■ EXERCISE GOAL: Repeat every record word for word and omit the images.

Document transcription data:

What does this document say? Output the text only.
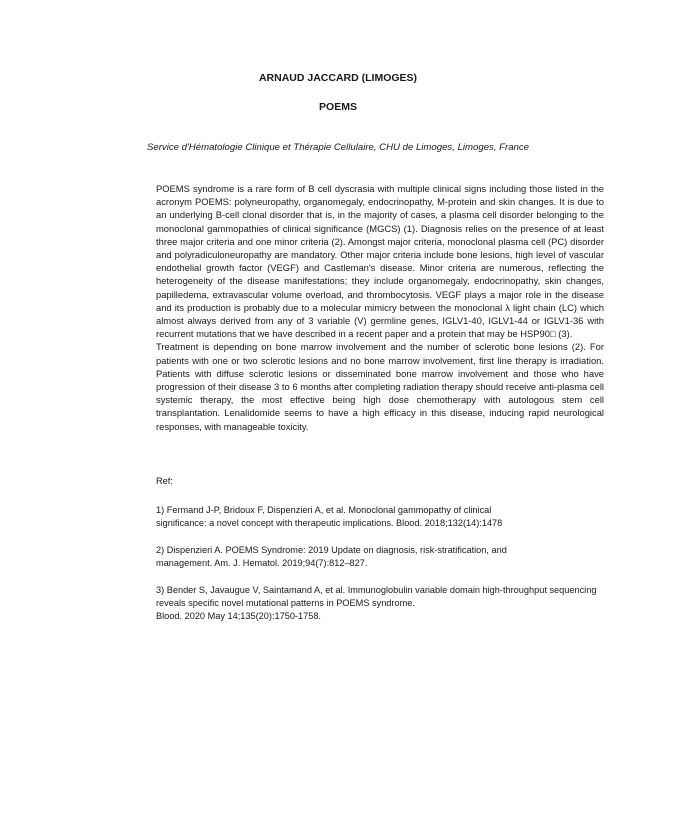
ARNAUD JACCARD (LIMOGES)
POEMS
Service d'Hématologie Clinique et Thérapie Cellulaire, CHU de Limoges, Limoges, France

POEMS syndrome is a rare form of B cell dyscrasia with multiple clinical signs including those listed in the acronym POEMS: polyneuropathy, organomegaly, endocrinopathy, M-protein and skin changes. It is due to an underlying B-cell clonal disorder that is, in the majority of cases, a plasma cell disorder belonging to the monoclonal gammopathies of clinical significance (MGCS) (1). Diagnosis relies on the presence of at least three major criteria and one minor criteria (2). Amongst major criteria, monoclonal plasma cell (PC) disorder and polyradiculoneuropathy are mandatory. Other major criteria include bone lesions, high level of vascular endothelial growth factor (VEGF) and Castleman's disease. Minor criteria are numerous, reflecting the heterogeneity of the disease manifestations; they include organomegaly, endocrinopathy, skin changes, papilledema, extravascular volume overload, and thrombocytosis. VEGF plays a major role in the disease and its production is probably due to a molecular mimicry between the monoclonal λ light chain (LC) which almost always derived from any of 3 variable (V) germline genes, IGLV1-40, IGLV1-44 or IGLV1-36 with recurrent mutations that we have described in a recent paper and a protein that may be HSP90□ (3).

Treatment is depending on bone marrow involvement and the number of sclerotic bone lesions (2). For patients with one or two sclerotic lesions and no bone marrow involvement, first line therapy is irradiation. Patients with diffuse sclerotic lesions or disseminated bone marrow involvement and those who have progression of their disease 3 to 6 months after completing radiation therapy should receive anti-plasma cell systemic therapy, the most effective being high dose chemotherapy with autologous stem cell transplantation. Lenalidomide seems to have a high efficacy in this disease, inducing rapid neurological responses, with manageable toxicity.

Ref:

1) Fermand J-P, Bridoux F, Dispenzieri A, et al. Monoclonal gammopathy of clinical
significance: a novel concept with therapeutic implications. Blood. 2018;132(14):1478

2) Dispenzieri A. POEMS Syndrome: 2019 Update on diagnosis, risk-stratification, and
management. Am. J. Hematol. 2019;94(7):812–827.

3) Bender S, Javaugue V, Saintamand A, et al. Immunoglobulin variable domain high-throughput sequencing
reveals specific novel mutational patterns in POEMS syndrome.
Blood. 2020 May 14;135(20):1750-1758.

■ SOLUTION TO THIS PROBLEM:
What does this document say? Output the text only.
ARNAUD JACCARD (LIMOGES)
POEMS
Service d'Hématologie Clinique et Thérapie Cellulaire, CHU de Limoges, Limoges, France

POEMS syndrome is a rare form of B cell dyscrasia with multiple clinical signs including those listed in the acronym POEMS: polyneuropathy, organomegaly, endocrinopathy, M-protein and skin changes. It is due to an underlying B-cell clonal disorder that is, in the majority of cases, a plasma cell disorder belonging to the monoclonal gammopathies of clinical significance (MGCS) (1). Diagnosis relies on the presence of at least three major criteria and one minor criteria (2). Amongst major criteria, monoclonal plasma cell (PC) disorder and polyradiculoneuropathy are mandatory. Other major criteria include bone lesions, high level of vascular endothelial growth factor (VEGF) and Castleman's disease. Minor criteria are numerous, reflecting the heterogeneity of the disease manifestations; they include organomegaly, endocrinopathy, skin changes, papilledema, extravascular volume overload, and thrombocytosis. VEGF plays a major role in the disease and its production is probably due to a molecular mimicry between the monoclonal λ light chain (LC) which almost always derived from any of 3 variable (V) germline genes, IGLV1-40, IGLV1-44 or IGLV1-36 with recurrent mutations that we have described in a recent paper and a protein that may be HSP90□ (3).

Treatment is depending on bone marrow involvement and the number of sclerotic bone lesions (2). For patients with one or two sclerotic lesions and no bone marrow involvement, first line therapy is irradiation. Patients with diffuse sclerotic lesions or disseminated bone marrow involvement and those who have progression of their disease 3 to 6 months after completing radiation therapy should receive anti-plasma cell systemic therapy, the most effective being high dose chemotherapy with autologous stem cell transplantation. Lenalidomide seems to have a high efficacy in this disease, inducing rapid neurological responses, with manageable toxicity.

Ref:

1) Fermand J-P, Bridoux F, Dispenzieri A, et al. Monoclonal gammopathy of clinical
significance: a novel concept with therapeutic implications. Blood. 2018;132(14):1478

2) Dispenzieri A. POEMS Syndrome: 2019 Update on diagnosis, risk-stratification, and
management. Am. J. Hematol. 2019;94(7):812–827.

3) Bender S, Javaugue V, Saintamand A, et al. Immunoglobulin variable domain high-throughput sequencing
reveals specific novel mutational patterns in POEMS syndrome.
Blood. 2020 May 14;135(20):1750-1758.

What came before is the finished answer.